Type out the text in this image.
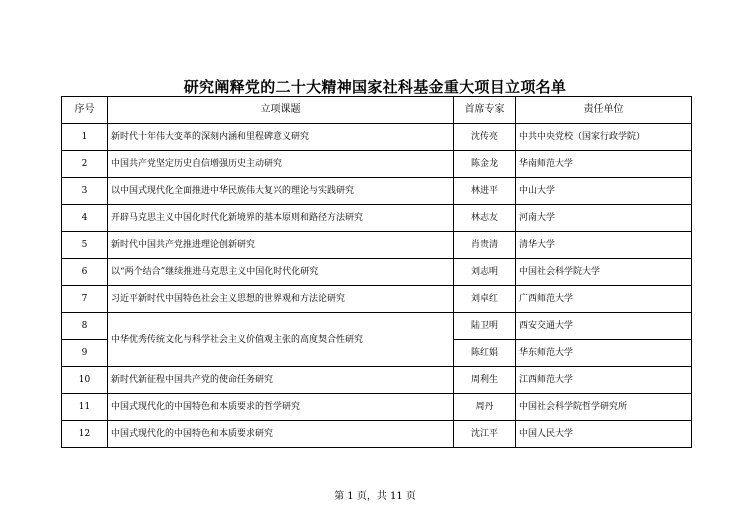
研究阐释党的二十大精神国家社科基金重大项目立项名单
序号	立项课题	首席专家	责任单位
1	新时代十年伟大变革的深刻内涵和里程碑意义研究	沈传亮	中共中央党校（国家行政学院）
2	中国共产党坚定历史自信增强历史主动研究	陈金龙	华南师范大学
3	以中国式现代化全面推进中华民族伟大复兴的理论与实践研究	林进平	中山大学
4	开辟马克思主义中国化时代化新境界的基本原则和路径方法研究	林志友	河南大学
5	新时代中国共产党推进理论创新研究	肖贵清	清华大学
6	以“两个结合”继续推进马克思主义中国化时代化研究	刘志明	中国社会科学院大学
7	习近平新时代中国特色社会主义思想的世界观和方法论研究	刘卓红	广西师范大学
8	中华优秀传统文化与科学社会主义价值观主张的高度契合性研究	陆卫明	西安交通大学
9		陈红娟	华东师范大学
10	新时代新征程中国共产党的使命任务研究	周利生	江西师范大学
11	中国式现代化的中国特色和本质要求的哲学研究	周丹	中国社会科学院哲学研究所
12	中国式现代化的中国特色和本质要求研究	沈江平	中国人民大学
第 1 页，共 11 页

**Task directions**
All the lines above are to be reproduced exactly, except the pictures.

**Right answer**
Type out the text in this image.
研究阐释党的二十大精神国家社科基金重大项目立项名单
序号	立项课题	首席专家	责任单位
1	新时代十年伟大变革的深刻内涵和里程碑意义研究	沈传亮	中共中央党校（国家行政学院）
2	中国共产党坚定历史自信增强历史主动研究	陈金龙	华南师范大学
3	以中国式现代化全面推进中华民族伟大复兴的理论与实践研究	林进平	中山大学
4	开辟马克思主义中国化时代化新境界的基本原则和路径方法研究	林志友	河南大学
5	新时代中国共产党推进理论创新研究	肖贵清	清华大学
6	以“两个结合”继续推进马克思主义中国化时代化研究	刘志明	中国社会科学院大学
7	习近平新时代中国特色社会主义思想的世界观和方法论研究	刘卓红	广西师范大学
8	中华优秀传统文化与科学社会主义价值观主张的高度契合性研究	陆卫明	西安交通大学
9		陈红娟	华东师范大学
10	新时代新征程中国共产党的使命任务研究	周利生	江西师范大学
11	中国式现代化的中国特色和本质要求的哲学研究	周丹	中国社会科学院哲学研究所
12	中国式现代化的中国特色和本质要求研究	沈江平	中国人民大学
第 1 页，共 11 页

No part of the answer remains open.